◆ **Data to use**:
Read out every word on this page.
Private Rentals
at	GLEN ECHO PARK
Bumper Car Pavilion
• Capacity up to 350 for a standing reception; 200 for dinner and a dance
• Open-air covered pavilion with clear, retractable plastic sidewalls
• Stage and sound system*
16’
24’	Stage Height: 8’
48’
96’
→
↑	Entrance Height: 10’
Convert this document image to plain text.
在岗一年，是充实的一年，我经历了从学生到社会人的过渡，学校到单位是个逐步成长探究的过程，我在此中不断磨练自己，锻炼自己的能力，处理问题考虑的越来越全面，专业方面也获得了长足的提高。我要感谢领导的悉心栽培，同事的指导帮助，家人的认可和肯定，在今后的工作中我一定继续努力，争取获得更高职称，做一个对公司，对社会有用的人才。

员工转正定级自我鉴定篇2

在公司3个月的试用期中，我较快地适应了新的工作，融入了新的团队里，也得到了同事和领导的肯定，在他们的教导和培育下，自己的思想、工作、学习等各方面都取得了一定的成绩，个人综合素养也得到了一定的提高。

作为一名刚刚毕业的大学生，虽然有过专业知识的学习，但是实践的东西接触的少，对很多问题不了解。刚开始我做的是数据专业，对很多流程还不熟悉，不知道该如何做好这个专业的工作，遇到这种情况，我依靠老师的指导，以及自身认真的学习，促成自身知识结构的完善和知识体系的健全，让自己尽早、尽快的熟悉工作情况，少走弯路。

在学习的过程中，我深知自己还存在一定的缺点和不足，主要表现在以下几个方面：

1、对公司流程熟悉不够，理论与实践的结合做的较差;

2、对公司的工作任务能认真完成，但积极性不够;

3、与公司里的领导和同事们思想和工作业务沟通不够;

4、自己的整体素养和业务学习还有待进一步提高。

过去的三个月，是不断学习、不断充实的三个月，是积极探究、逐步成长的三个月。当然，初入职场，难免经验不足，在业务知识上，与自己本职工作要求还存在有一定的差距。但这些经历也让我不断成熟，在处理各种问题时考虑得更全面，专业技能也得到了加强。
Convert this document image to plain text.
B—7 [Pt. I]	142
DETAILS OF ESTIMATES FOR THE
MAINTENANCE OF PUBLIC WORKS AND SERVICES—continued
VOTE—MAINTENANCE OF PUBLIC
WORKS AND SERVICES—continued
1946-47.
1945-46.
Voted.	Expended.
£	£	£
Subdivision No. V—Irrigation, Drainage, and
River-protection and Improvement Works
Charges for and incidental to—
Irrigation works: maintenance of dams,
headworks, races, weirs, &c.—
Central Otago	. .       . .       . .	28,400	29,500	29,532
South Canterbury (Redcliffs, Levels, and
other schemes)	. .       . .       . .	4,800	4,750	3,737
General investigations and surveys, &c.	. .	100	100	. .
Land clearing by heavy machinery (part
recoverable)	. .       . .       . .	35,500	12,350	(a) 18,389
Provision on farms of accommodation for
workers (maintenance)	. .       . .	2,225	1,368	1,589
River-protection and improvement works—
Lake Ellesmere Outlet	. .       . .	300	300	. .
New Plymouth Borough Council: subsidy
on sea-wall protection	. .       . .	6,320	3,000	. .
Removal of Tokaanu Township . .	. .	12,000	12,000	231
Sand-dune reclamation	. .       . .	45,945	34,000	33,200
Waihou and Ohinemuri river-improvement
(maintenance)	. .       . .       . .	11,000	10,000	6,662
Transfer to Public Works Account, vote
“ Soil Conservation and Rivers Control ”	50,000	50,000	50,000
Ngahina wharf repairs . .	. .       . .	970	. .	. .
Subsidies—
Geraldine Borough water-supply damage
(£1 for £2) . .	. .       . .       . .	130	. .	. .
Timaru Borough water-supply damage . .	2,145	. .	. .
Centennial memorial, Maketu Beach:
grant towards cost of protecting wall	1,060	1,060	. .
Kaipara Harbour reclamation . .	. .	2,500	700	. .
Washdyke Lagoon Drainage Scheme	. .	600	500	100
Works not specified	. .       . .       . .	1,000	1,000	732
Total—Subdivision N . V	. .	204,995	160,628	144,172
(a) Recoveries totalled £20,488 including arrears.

◆ **Short exercise**:
Emit the records above again, exactly, with no line skipped.

◆ **Exercise response**:
Read out every word on this page.
Private Rentals
at	GLEN ECHO PARK
Bumper Car Pavilion
• Capacity up to 350 for a standing reception; 200 for dinner and a dance
• Open-air covered pavilion with clear, retractable plastic sidewalls
• Stage and sound system*
16’
24’	Stage Height: 8’
48’
96’
→
↑	Entrance Height: 10’
Convert this document image to plain text.
在岗一年，是充实的一年，我经历了从学生到社会人的过渡，学校到单位是个逐步成长探究的过程，我在此中不断磨练自己，锻炼自己的能力，处理问题考虑的越来越全面，专业方面也获得了长足的提高。我要感谢领导的悉心栽培，同事的指导帮助，家人的认可和肯定，在今后的工作中我一定继续努力，争取获得更高职称，做一个对公司，对社会有用的人才。

员工转正定级自我鉴定篇2

在公司3个月的试用期中，我较快地适应了新的工作，融入了新的团队里，也得到了同事和领导的肯定，在他们的教导和培育下，自己的思想、工作、学习等各方面都取得了一定的成绩，个人综合素养也得到了一定的提高。

作为一名刚刚毕业的大学生，虽然有过专业知识的学习，但是实践的东西接触的少，对很多问题不了解。刚开始我做的是数据专业，对很多流程还不熟悉，不知道该如何做好这个专业的工作，遇到这种情况，我依靠老师的指导，以及自身认真的学习，促成自身知识结构的完善和知识体系的健全，让自己尽早、尽快的熟悉工作情况，少走弯路。

在学习的过程中，我深知自己还存在一定的缺点和不足，主要表现在以下几个方面：

1、对公司流程熟悉不够，理论与实践的结合做的较差;

2、对公司的工作任务能认真完成，但积极性不够;

3、与公司里的领导和同事们思想和工作业务沟通不够;

4、自己的整体素养和业务学习还有待进一步提高。

过去的三个月，是不断学习、不断充实的三个月，是积极探究、逐步成长的三个月。当然，初入职场，难免经验不足，在业务知识上，与自己本职工作要求还存在有一定的差距。但这些经历也让我不断成熟，在处理各种问题时考虑得更全面，专业技能也得到了加强。
Convert this document image to plain text.
B—7 [Pt. I]	142
DETAILS OF ESTIMATES FOR THE
MAINTENANCE OF PUBLIC WORKS AND SERVICES—continued
VOTE—MAINTENANCE OF PUBLIC
WORKS AND SERVICES—continued
1946-47.
1945-46.
Voted.	Expended.
£	£	£
Subdivision No. V—Irrigation, Drainage, and
River-protection and Improvement Works
Charges for and incidental to—
Irrigation works: maintenance of dams,
headworks, races, weirs, &c.—
Central Otago	. .       . .       . .	28,400	29,500	29,532
South Canterbury (Redcliffs, Levels, and
other schemes)	. .       . .       . .	4,800	4,750	3,737
General investigations and surveys, &c.	. .	100	100	. .
Land clearing by heavy machinery (part
recoverable)	. .       . .       . .	35,500	12,350	(a) 18,389
Provision on farms of accommodation for
workers (maintenance)	. .       . .	2,225	1,368	1,589
River-protection and improvement works—
Lake Ellesmere Outlet	. .       . .	300	300	. .
New Plymouth Borough Council: subsidy
on sea-wall protection	. .       . .	6,320	3,000	. .
Removal of Tokaanu Township . .	. .	12,000	12,000	231
Sand-dune reclamation	. .       . .	45,945	34,000	33,200
Waihou and Ohinemuri river-improvement
(maintenance)	. .       . .       . .	11,000	10,000	6,662
Transfer to Public Works Account, vote
“ Soil Conservation and Rivers Control ”	50,000	50,000	50,000
Ngahina wharf repairs . .	. .       . .	970	. .	. .
Subsidies—
Geraldine Borough water-supply damage
(£1 for £2) . .	. .       . .       . .	130	. .	. .
Timaru Borough water-supply damage . .	2,145	. .	. .
Centennial memorial, Maketu Beach:
grant towards cost of protecting wall	1,060	1,060	. .
Kaipara Harbour reclamation . .	. .	2,500	700	. .
Washdyke Lagoon Drainage Scheme	. .	600	500	100
Works not specified	. .       . .       . .	1,000	1,000	732
Total—Subdivision N . V	. .	204,995	160,628	144,172
(a) Recoveries totalled £20,488 including arrears.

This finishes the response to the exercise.